__Task prompt__
Transcribe the listing in full, excluding any pictures.

____

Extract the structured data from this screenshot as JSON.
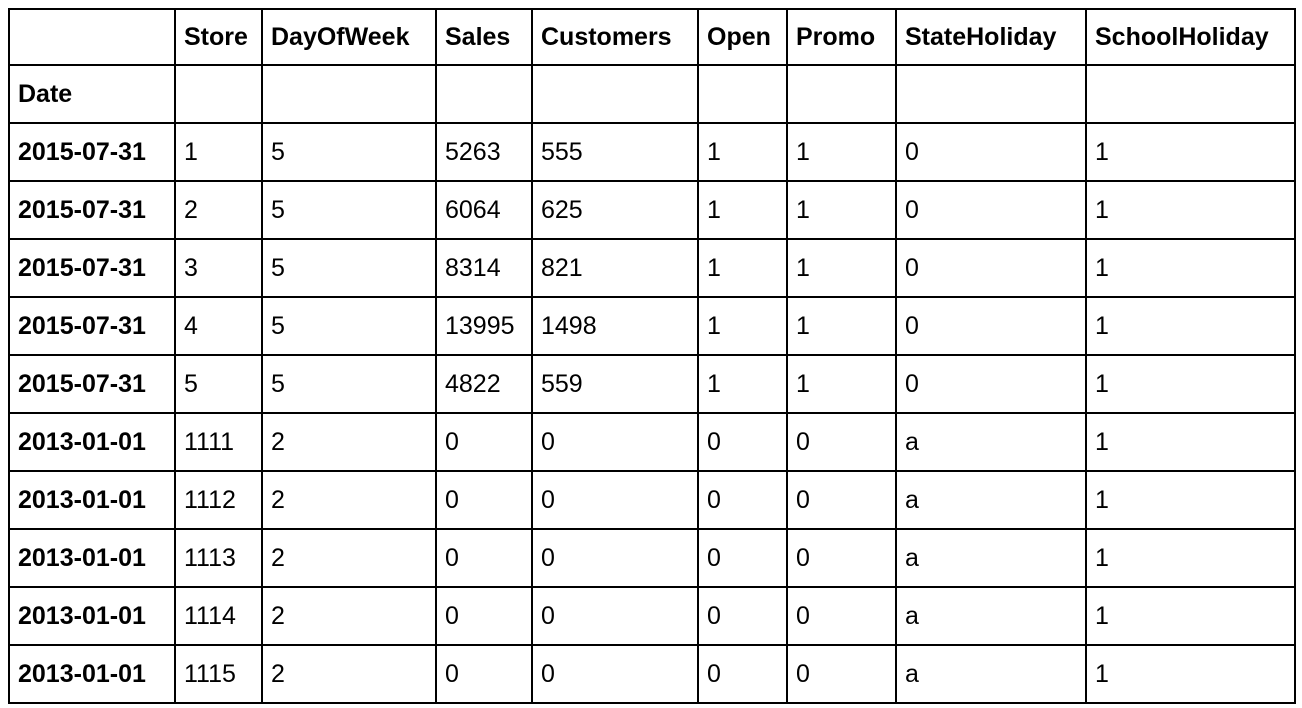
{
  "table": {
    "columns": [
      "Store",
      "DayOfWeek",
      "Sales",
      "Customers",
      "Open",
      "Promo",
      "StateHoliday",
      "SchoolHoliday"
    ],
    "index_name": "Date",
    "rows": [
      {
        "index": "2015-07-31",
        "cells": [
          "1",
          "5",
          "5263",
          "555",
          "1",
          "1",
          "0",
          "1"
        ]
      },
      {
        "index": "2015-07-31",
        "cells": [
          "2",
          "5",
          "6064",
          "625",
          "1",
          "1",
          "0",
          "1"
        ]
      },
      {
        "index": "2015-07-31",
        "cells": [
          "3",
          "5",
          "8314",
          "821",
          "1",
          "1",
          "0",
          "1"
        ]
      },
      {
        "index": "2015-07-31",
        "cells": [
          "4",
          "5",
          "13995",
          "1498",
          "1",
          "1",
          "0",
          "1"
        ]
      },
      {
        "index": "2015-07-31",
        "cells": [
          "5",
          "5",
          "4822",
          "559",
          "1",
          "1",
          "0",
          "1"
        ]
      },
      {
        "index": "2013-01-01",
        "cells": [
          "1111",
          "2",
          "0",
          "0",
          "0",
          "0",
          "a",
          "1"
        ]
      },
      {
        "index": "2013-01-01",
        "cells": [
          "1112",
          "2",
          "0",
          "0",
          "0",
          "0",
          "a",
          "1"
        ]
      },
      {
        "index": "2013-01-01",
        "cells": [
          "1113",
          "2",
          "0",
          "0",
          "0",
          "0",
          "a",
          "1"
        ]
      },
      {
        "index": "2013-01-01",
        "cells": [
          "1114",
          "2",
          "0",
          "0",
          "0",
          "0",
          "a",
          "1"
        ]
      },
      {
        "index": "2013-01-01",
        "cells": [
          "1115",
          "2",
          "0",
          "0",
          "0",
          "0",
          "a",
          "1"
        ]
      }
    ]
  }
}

____

__The result__
Extract the structured data from this screenshot as JSON.
{
  "table": {
    "columns": [
      "Store",
      "DayOfWeek",
      "Sales",
      "Customers",
      "Open",
      "Promo",
      "StateHoliday",
      "SchoolHoliday"
    ],
    "index_name": "Date",
    "rows": [
      {
        "index": "2015-07-31",
        "cells": [
          "1",
          "5",
          "5263",
          "555",
          "1",
          "1",
          "0",
          "1"
        ]
      },
      {
        "index": "2015-07-31",
        "cells": [
          "2",
          "5",
          "6064",
          "625",
          "1",
          "1",
          "0",
          "1"
        ]
      },
      {
        "index": "2015-07-31",
        "cells": [
          "3",
          "5",
          "8314",
          "821",
          "1",
          "1",
          "0",
          "1"
        ]
      },
      {
        "index": "2015-07-31",
        "cells": [
          "4",
          "5",
          "13995",
          "1498",
          "1",
          "1",
          "0",
          "1"
        ]
      },
      {
        "index": "2015-07-31",
        "cells": [
          "5",
          "5",
          "4822",
          "559",
          "1",
          "1",
          "0",
          "1"
        ]
      },
      {
        "index": "2013-01-01",
        "cells": [
          "1111",
          "2",
          "0",
          "0",
          "0",
          "0",
          "a",
          "1"
        ]
      },
      {
        "index": "2013-01-01",
        "cells": [
          "1112",
          "2",
          "0",
          "0",
          "0",
          "0",
          "a",
          "1"
        ]
      },
      {
        "index": "2013-01-01",
        "cells": [
          "1113",
          "2",
          "0",
          "0",
          "0",
          "0",
          "a",
          "1"
        ]
      },
      {
        "index": "2013-01-01",
        "cells": [
          "1114",
          "2",
          "0",
          "0",
          "0",
          "0",
          "a",
          "1"
        ]
      },
      {
        "index": "2013-01-01",
        "cells": [
          "1115",
          "2",
          "0",
          "0",
          "0",
          "0",
          "a",
          "1"
        ]
      }
    ]
  }
}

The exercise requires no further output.